PROMPT: Filter these entries so that only lines with the word "this" remain.
§
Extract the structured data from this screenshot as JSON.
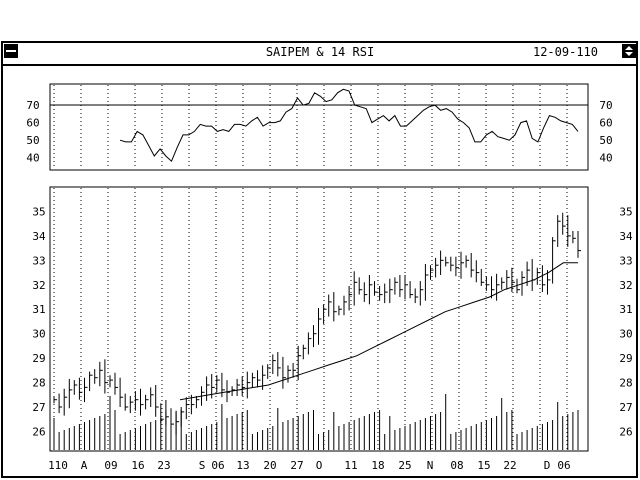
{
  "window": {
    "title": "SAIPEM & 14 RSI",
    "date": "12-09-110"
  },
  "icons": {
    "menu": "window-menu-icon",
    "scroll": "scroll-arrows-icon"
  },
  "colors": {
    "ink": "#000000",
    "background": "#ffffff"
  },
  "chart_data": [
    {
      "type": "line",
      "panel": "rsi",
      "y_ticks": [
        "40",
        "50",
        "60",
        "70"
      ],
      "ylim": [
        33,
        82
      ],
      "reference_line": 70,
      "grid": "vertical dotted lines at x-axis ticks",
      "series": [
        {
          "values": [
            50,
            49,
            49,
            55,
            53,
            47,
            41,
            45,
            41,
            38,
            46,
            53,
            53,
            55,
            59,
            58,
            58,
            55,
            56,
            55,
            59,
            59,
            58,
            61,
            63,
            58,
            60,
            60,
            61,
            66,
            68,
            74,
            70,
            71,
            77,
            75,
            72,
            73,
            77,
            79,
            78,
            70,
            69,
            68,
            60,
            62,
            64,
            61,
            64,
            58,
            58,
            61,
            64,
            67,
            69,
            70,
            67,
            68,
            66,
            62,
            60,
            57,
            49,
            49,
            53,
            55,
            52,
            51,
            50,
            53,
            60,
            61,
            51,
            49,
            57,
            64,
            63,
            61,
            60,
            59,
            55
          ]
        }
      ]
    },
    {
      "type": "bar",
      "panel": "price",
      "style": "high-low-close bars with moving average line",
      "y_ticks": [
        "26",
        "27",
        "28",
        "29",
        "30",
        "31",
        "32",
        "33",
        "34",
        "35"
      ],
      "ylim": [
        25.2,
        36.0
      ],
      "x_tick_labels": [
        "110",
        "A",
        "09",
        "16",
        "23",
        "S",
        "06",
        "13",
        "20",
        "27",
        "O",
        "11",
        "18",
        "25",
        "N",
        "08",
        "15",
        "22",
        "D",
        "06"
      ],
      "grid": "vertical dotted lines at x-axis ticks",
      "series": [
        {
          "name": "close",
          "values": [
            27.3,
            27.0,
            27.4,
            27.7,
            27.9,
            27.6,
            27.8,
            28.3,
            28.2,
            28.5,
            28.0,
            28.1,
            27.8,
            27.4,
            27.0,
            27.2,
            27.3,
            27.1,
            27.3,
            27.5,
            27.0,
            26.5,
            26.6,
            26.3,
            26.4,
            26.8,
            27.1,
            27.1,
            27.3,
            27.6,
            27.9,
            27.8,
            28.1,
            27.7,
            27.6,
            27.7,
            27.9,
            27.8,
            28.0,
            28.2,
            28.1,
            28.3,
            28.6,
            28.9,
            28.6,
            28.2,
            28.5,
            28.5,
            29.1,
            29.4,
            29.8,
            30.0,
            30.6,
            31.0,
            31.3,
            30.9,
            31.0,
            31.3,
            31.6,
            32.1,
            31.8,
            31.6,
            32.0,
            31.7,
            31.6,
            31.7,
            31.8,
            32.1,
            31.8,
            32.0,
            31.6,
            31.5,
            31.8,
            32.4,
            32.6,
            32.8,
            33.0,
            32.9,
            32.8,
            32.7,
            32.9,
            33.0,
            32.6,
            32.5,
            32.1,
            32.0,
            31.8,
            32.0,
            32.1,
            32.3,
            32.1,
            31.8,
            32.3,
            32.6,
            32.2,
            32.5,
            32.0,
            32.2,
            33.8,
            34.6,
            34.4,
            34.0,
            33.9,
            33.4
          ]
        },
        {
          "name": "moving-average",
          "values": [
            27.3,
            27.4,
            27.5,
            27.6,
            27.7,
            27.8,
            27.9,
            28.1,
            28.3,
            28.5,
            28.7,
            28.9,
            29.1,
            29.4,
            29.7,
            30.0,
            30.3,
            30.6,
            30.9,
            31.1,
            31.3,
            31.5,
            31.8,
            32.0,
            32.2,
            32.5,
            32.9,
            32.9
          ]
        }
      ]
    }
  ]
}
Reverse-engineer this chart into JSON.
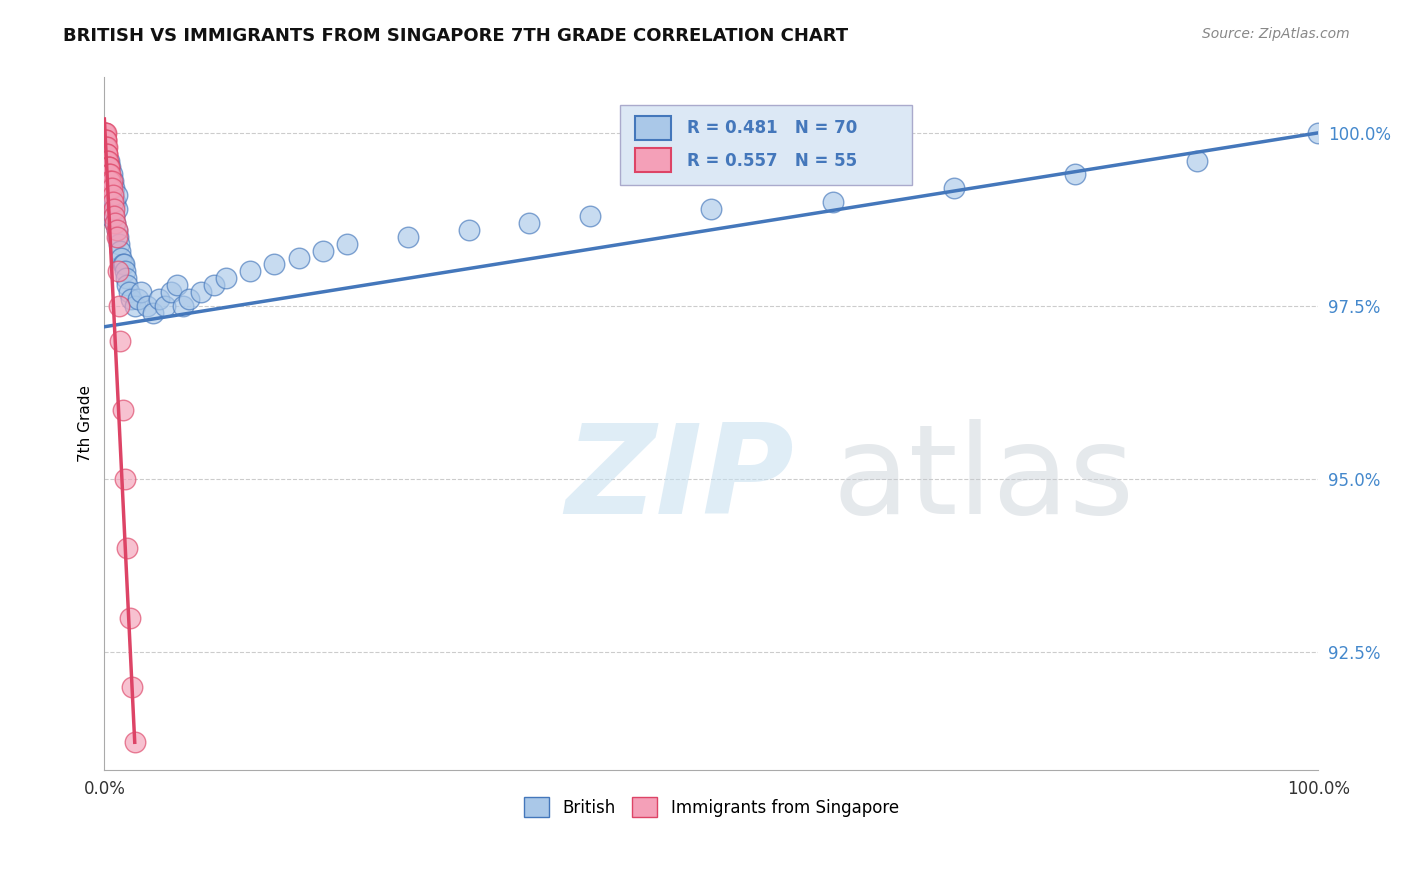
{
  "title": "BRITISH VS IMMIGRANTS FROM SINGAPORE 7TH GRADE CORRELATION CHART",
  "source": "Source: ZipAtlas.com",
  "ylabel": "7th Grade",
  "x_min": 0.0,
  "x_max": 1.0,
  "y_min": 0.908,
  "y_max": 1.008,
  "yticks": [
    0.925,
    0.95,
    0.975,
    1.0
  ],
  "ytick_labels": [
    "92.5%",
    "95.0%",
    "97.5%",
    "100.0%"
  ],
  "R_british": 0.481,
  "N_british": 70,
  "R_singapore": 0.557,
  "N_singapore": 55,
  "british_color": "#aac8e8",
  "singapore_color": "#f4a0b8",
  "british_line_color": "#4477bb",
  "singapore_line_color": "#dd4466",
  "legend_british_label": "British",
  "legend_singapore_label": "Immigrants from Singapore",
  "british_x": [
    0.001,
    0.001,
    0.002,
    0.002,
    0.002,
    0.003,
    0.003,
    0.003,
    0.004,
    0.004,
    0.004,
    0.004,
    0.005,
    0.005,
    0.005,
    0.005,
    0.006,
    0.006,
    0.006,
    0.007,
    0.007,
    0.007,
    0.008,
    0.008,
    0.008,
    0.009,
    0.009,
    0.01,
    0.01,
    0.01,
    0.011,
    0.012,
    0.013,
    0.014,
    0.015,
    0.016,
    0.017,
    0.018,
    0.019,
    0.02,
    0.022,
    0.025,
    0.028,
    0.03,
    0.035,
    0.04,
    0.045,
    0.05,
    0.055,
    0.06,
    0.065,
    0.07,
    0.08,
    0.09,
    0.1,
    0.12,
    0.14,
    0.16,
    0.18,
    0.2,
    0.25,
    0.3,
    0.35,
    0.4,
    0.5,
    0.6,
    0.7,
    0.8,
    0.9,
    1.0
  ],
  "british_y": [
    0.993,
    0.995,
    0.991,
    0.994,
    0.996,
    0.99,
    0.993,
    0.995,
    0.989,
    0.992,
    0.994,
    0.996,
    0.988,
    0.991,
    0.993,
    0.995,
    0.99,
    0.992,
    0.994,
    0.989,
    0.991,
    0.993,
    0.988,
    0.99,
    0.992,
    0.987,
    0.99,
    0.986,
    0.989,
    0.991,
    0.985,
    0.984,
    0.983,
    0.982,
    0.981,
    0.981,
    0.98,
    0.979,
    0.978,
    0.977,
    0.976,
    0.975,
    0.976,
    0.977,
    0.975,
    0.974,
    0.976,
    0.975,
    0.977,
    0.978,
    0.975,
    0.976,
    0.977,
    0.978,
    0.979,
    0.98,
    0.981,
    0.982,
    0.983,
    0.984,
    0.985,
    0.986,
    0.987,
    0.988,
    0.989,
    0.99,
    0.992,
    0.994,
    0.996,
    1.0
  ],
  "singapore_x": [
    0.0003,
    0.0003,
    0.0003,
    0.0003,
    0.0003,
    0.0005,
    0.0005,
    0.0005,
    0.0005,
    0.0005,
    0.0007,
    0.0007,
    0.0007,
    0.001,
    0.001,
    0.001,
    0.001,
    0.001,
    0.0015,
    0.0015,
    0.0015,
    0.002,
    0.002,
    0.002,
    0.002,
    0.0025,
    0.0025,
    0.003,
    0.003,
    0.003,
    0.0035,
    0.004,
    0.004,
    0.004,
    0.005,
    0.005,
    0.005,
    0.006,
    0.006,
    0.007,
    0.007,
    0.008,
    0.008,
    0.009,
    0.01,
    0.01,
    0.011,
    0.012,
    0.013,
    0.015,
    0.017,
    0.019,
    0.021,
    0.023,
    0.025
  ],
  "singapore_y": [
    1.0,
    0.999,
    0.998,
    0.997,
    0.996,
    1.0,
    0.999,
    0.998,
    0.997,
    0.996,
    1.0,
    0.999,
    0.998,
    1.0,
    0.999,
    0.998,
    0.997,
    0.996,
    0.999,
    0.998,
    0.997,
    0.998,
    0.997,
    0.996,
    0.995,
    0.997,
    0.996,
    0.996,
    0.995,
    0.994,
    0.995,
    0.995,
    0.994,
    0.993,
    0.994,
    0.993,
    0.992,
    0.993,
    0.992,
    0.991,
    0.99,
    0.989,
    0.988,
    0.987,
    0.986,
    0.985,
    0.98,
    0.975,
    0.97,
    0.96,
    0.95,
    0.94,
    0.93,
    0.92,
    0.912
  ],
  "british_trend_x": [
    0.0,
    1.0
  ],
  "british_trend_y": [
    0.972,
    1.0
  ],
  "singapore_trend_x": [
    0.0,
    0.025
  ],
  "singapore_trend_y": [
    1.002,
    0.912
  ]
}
§
WORKED SOLUTION:
Extract the structured data from this screenshot as JSON.
Reverse-engineer this chart into JSON.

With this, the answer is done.